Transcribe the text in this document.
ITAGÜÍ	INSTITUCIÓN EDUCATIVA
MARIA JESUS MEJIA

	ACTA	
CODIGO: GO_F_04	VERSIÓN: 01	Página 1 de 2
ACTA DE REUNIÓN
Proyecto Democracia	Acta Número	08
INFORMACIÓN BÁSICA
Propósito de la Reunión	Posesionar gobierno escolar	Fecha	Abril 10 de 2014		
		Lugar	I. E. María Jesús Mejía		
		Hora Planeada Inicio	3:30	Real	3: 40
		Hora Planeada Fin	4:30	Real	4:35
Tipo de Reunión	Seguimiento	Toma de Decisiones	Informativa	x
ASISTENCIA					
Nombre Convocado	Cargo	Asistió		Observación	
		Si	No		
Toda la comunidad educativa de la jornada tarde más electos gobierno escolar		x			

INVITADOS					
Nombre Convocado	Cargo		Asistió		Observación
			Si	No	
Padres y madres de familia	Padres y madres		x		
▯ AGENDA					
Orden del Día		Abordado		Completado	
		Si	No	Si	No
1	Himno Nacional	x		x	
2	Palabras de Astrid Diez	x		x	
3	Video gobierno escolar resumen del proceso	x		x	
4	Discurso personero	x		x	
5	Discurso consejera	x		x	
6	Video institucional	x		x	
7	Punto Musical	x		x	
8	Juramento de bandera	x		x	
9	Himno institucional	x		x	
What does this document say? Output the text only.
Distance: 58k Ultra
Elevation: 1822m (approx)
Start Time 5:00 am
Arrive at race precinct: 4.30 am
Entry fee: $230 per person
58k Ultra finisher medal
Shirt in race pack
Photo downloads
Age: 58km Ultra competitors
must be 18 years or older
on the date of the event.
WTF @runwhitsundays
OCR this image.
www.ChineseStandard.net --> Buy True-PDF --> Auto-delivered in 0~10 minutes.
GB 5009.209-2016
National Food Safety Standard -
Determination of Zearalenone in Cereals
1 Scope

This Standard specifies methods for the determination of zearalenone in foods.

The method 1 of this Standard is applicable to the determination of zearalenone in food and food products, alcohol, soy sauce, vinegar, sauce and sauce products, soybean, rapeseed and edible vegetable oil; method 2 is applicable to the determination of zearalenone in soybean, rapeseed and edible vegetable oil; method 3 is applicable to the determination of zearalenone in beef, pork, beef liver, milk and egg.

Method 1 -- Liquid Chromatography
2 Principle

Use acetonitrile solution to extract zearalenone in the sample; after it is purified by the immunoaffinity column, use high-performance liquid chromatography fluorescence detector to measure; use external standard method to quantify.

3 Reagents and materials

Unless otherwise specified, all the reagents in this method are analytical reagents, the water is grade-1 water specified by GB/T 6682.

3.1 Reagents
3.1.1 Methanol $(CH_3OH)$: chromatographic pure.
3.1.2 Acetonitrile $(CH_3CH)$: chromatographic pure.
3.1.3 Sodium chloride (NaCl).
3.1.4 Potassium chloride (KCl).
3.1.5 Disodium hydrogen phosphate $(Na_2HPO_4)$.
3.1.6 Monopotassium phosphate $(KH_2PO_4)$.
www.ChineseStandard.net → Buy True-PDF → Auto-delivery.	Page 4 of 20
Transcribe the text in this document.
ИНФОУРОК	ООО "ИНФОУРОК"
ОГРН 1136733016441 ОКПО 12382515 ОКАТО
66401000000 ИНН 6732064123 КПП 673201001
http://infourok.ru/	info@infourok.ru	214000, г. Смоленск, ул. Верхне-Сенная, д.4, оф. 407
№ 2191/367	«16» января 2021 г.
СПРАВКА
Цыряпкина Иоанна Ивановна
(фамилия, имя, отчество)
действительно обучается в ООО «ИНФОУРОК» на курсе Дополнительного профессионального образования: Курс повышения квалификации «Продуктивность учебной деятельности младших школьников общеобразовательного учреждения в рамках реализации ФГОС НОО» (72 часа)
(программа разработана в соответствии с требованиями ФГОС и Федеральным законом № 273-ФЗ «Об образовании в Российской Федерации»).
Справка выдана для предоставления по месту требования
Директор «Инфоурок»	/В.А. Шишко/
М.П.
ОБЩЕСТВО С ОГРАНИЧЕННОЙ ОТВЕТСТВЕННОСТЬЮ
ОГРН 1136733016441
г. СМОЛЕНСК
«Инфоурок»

========================================================================

— What to do —
Count every line in the listing above that holds "chloride", then report only the count.

— Output below —
2